▸ What this task involves
Copy everything in the data below exactly except the pictures.

Extracted records

^^^^^^^^

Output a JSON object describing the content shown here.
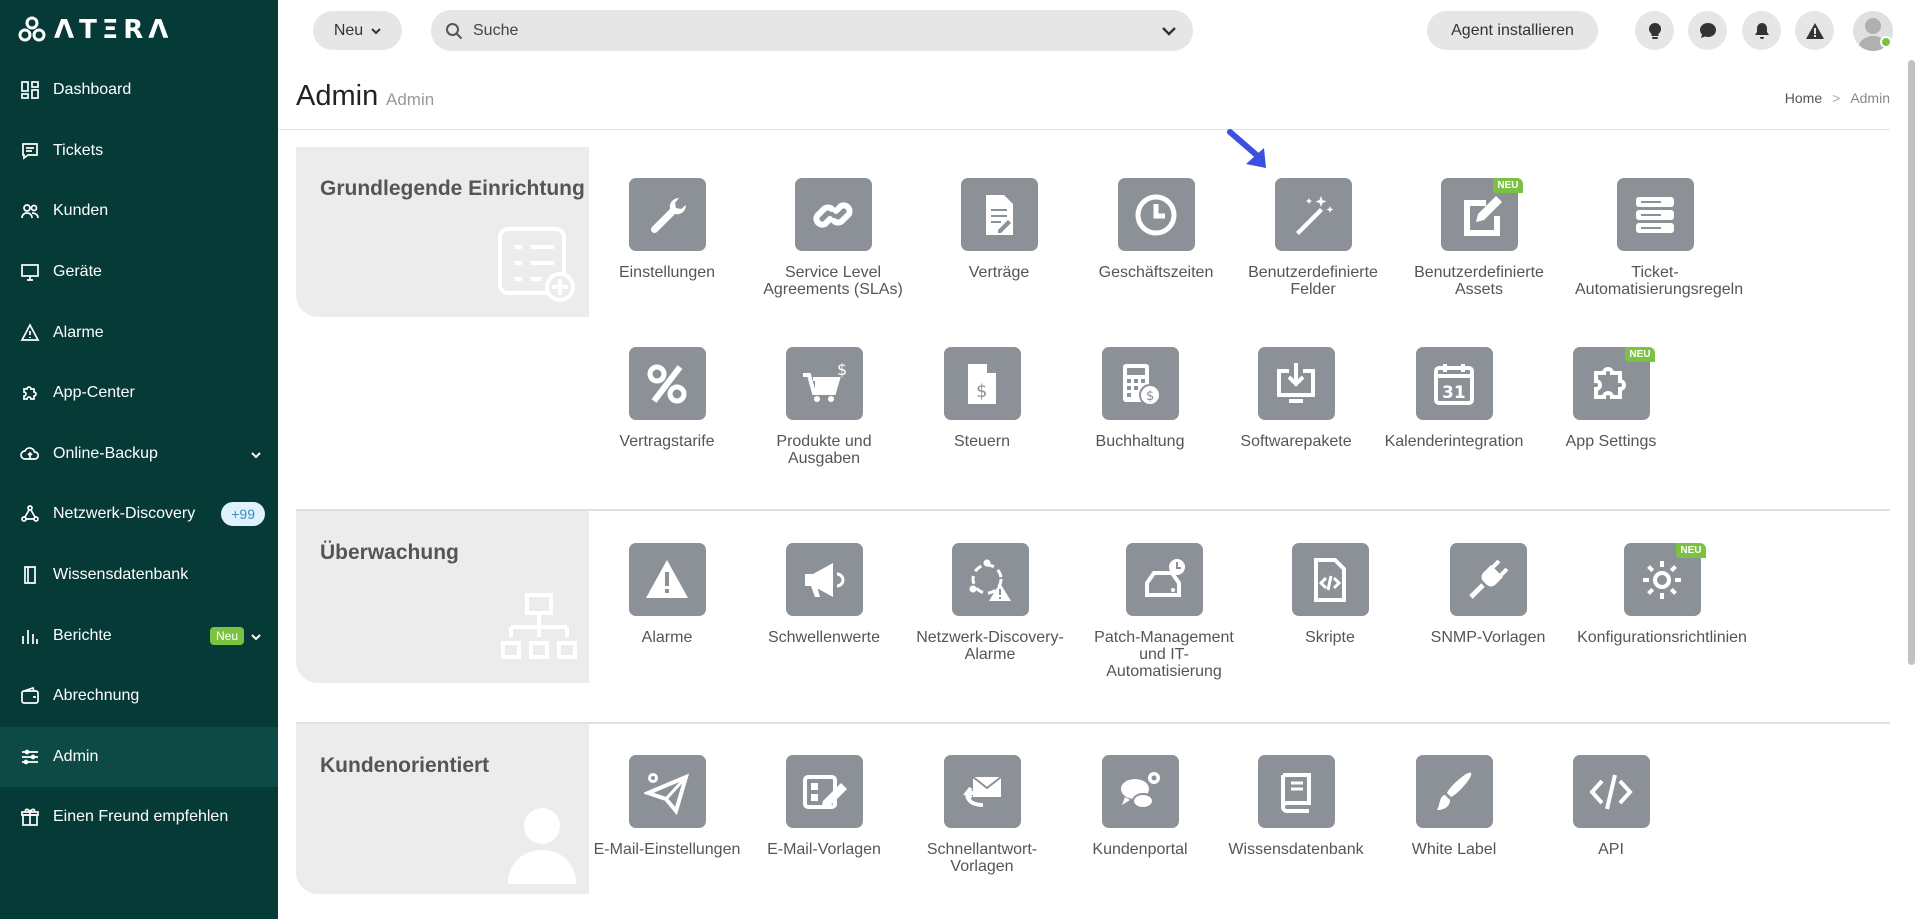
{
  "brand": {
    "logo_text": "ΛTΞRΛ"
  },
  "sidebar": {
    "items": [
      {
        "label": "Dashboard",
        "icon": "dashboard-icon"
      },
      {
        "label": "Tickets",
        "icon": "ticket-icon"
      },
      {
        "label": "Kunden",
        "icon": "users-icon"
      },
      {
        "label": "Geräte",
        "icon": "monitor-icon"
      },
      {
        "label": "Alarme",
        "icon": "warning-icon"
      },
      {
        "label": "App-Center",
        "icon": "puzzle-icon"
      },
      {
        "label": "Online-Backup",
        "icon": "cloud-icon"
      },
      {
        "label": "Netzwerk-Discovery",
        "icon": "network-icon",
        "badge": "+99"
      },
      {
        "label": "Wissensdatenbank",
        "icon": "book-icon"
      },
      {
        "label": "Berichte",
        "icon": "chart-icon",
        "badge": "Neu"
      },
      {
        "label": "Abrechnung",
        "icon": "wallet-icon"
      },
      {
        "label": "Admin",
        "icon": "sliders-icon",
        "active": true
      },
      {
        "label": "Einen Freund empfehlen",
        "icon": "gift-icon"
      }
    ]
  },
  "topbar": {
    "new_label": "Neu",
    "search_placeholder": "Suche",
    "agent_label": "Agent installieren",
    "icons": [
      "lightbulb-icon",
      "chat-icon",
      "bell-icon",
      "alert-icon"
    ]
  },
  "page": {
    "title": "Admin",
    "subtitle": "Admin",
    "breadcrumb": [
      "Home",
      ">",
      "Admin"
    ]
  },
  "sections": [
    {
      "title": "Grundlegende Einrichtung",
      "tiles": [
        {
          "label": "Einstellungen",
          "icon": "wrench-icon"
        },
        {
          "label": "Service Level Agreements (SLAs)",
          "icon": "link-icon"
        },
        {
          "label": "Verträge",
          "icon": "contract-icon"
        },
        {
          "label": "Geschäftszeiten",
          "icon": "clock-icon"
        },
        {
          "label": "Benutzerdefinierte Felder",
          "icon": "magic-wand-icon"
        },
        {
          "label": "Benutzerdefinierte Assets",
          "icon": "edit-doc-icon",
          "tag": "NEU"
        },
        {
          "label": "Ticket-Automatisierungsregeln",
          "icon": "server-icon"
        },
        {
          "label": "Vertragstarife",
          "icon": "percent-icon"
        },
        {
          "label": "Produkte und Ausgaben",
          "icon": "cart-icon"
        },
        {
          "label": "Steuern",
          "icon": "tax-doc-icon"
        },
        {
          "label": "Buchhaltung",
          "icon": "calculator-icon"
        },
        {
          "label": "Softwarepakete",
          "icon": "download-monitor-icon"
        },
        {
          "label": "Kalenderintegration",
          "icon": "calendar-icon"
        },
        {
          "label": "App Settings",
          "icon": "puzzle-icon",
          "tag": "NEU"
        }
      ]
    },
    {
      "title": "Überwachung",
      "tiles": [
        {
          "label": "Alarme",
          "icon": "warning-icon"
        },
        {
          "label": "Schwellenwerte",
          "icon": "megaphone-icon"
        },
        {
          "label": "Netzwerk-Discovery-Alarme",
          "icon": "network-alert-icon"
        },
        {
          "label": "Patch-Management und IT-Automatisierung",
          "icon": "drive-clock-icon"
        },
        {
          "label": "Skripte",
          "icon": "code-file-icon"
        },
        {
          "label": "SNMP-Vorlagen",
          "icon": "plug-icon"
        },
        {
          "label": "Konfigurationsrichtlinien",
          "icon": "gear-icon",
          "tag": "NEU"
        }
      ]
    },
    {
      "title": "Kundenorientiert",
      "tiles": [
        {
          "label": "E-Mail-Einstellungen",
          "icon": "send-gear-icon"
        },
        {
          "label": "E-Mail-Vorlagen",
          "icon": "template-edit-icon"
        },
        {
          "label": "Schnellantwort-Vorlagen",
          "icon": "reply-mail-icon"
        },
        {
          "label": "Kundenportal",
          "icon": "chat-gear-icon"
        },
        {
          "label": "Wissensdatenbank",
          "icon": "book-icon"
        },
        {
          "label": "White Label",
          "icon": "brush-icon"
        },
        {
          "label": "API",
          "icon": "code-icon"
        }
      ]
    }
  ],
  "colors": {
    "sidebar_bg": "#063a36",
    "tile_bg": "#8c9198",
    "accent_green": "#7cc242",
    "arrow_blue": "#3b4fe0"
  }
}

^^^^^^^^

▸ Answer for this exercise
Output a JSON object describing the content shown here.
{
  "brand": {
    "logo_text": "ΛTΞRΛ"
  },
  "sidebar": {
    "items": [
      {
        "label": "Dashboard",
        "icon": "dashboard-icon"
      },
      {
        "label": "Tickets",
        "icon": "ticket-icon"
      },
      {
        "label": "Kunden",
        "icon": "users-icon"
      },
      {
        "label": "Geräte",
        "icon": "monitor-icon"
      },
      {
        "label": "Alarme",
        "icon": "warning-icon"
      },
      {
        "label": "App-Center",
        "icon": "puzzle-icon"
      },
      {
        "label": "Online-Backup",
        "icon": "cloud-icon"
      },
      {
        "label": "Netzwerk-Discovery",
        "icon": "network-icon",
        "badge": "+99"
      },
      {
        "label": "Wissensdatenbank",
        "icon": "book-icon"
      },
      {
        "label": "Berichte",
        "icon": "chart-icon",
        "badge": "Neu"
      },
      {
        "label": "Abrechnung",
        "icon": "wallet-icon"
      },
      {
        "label": "Admin",
        "icon": "sliders-icon",
        "active": true
      },
      {
        "label": "Einen Freund empfehlen",
        "icon": "gift-icon"
      }
    ]
  },
  "topbar": {
    "new_label": "Neu",
    "search_placeholder": "Suche",
    "agent_label": "Agent installieren",
    "icons": [
      "lightbulb-icon",
      "chat-icon",
      "bell-icon",
      "alert-icon"
    ]
  },
  "page": {
    "title": "Admin",
    "subtitle": "Admin",
    "breadcrumb": [
      "Home",
      ">",
      "Admin"
    ]
  },
  "sections": [
    {
      "title": "Grundlegende Einrichtung",
      "tiles": [
        {
          "label": "Einstellungen",
          "icon": "wrench-icon"
        },
        {
          "label": "Service Level Agreements (SLAs)",
          "icon": "link-icon"
        },
        {
          "label": "Verträge",
          "icon": "contract-icon"
        },
        {
          "label": "Geschäftszeiten",
          "icon": "clock-icon"
        },
        {
          "label": "Benutzerdefinierte Felder",
          "icon": "magic-wand-icon"
        },
        {
          "label": "Benutzerdefinierte Assets",
          "icon": "edit-doc-icon",
          "tag": "NEU"
        },
        {
          "label": "Ticket-Automatisierungsregeln",
          "icon": "server-icon"
        },
        {
          "label": "Vertragstarife",
          "icon": "percent-icon"
        },
        {
          "label": "Produkte und Ausgaben",
          "icon": "cart-icon"
        },
        {
          "label": "Steuern",
          "icon": "tax-doc-icon"
        },
        {
          "label": "Buchhaltung",
          "icon": "calculator-icon"
        },
        {
          "label": "Softwarepakete",
          "icon": "download-monitor-icon"
        },
        {
          "label": "Kalenderintegration",
          "icon": "calendar-icon"
        },
        {
          "label": "App Settings",
          "icon": "puzzle-icon",
          "tag": "NEU"
        }
      ]
    },
    {
      "title": "Überwachung",
      "tiles": [
        {
          "label": "Alarme",
          "icon": "warning-icon"
        },
        {
          "label": "Schwellenwerte",
          "icon": "megaphone-icon"
        },
        {
          "label": "Netzwerk-Discovery-Alarme",
          "icon": "network-alert-icon"
        },
        {
          "label": "Patch-Management und IT-Automatisierung",
          "icon": "drive-clock-icon"
        },
        {
          "label": "Skripte",
          "icon": "code-file-icon"
        },
        {
          "label": "SNMP-Vorlagen",
          "icon": "plug-icon"
        },
        {
          "label": "Konfigurationsrichtlinien",
          "icon": "gear-icon",
          "tag": "NEU"
        }
      ]
    },
    {
      "title": "Kundenorientiert",
      "tiles": [
        {
          "label": "E-Mail-Einstellungen",
          "icon": "send-gear-icon"
        },
        {
          "label": "E-Mail-Vorlagen",
          "icon": "template-edit-icon"
        },
        {
          "label": "Schnellantwort-Vorlagen",
          "icon": "reply-mail-icon"
        },
        {
          "label": "Kundenportal",
          "icon": "chat-gear-icon"
        },
        {
          "label": "Wissensdatenbank",
          "icon": "book-icon"
        },
        {
          "label": "White Label",
          "icon": "brush-icon"
        },
        {
          "label": "API",
          "icon": "code-icon"
        }
      ]
    }
  ],
  "colors": {
    "sidebar_bg": "#063a36",
    "tile_bg": "#8c9198",
    "accent_green": "#7cc242",
    "arrow_blue": "#3b4fe0"
  }
}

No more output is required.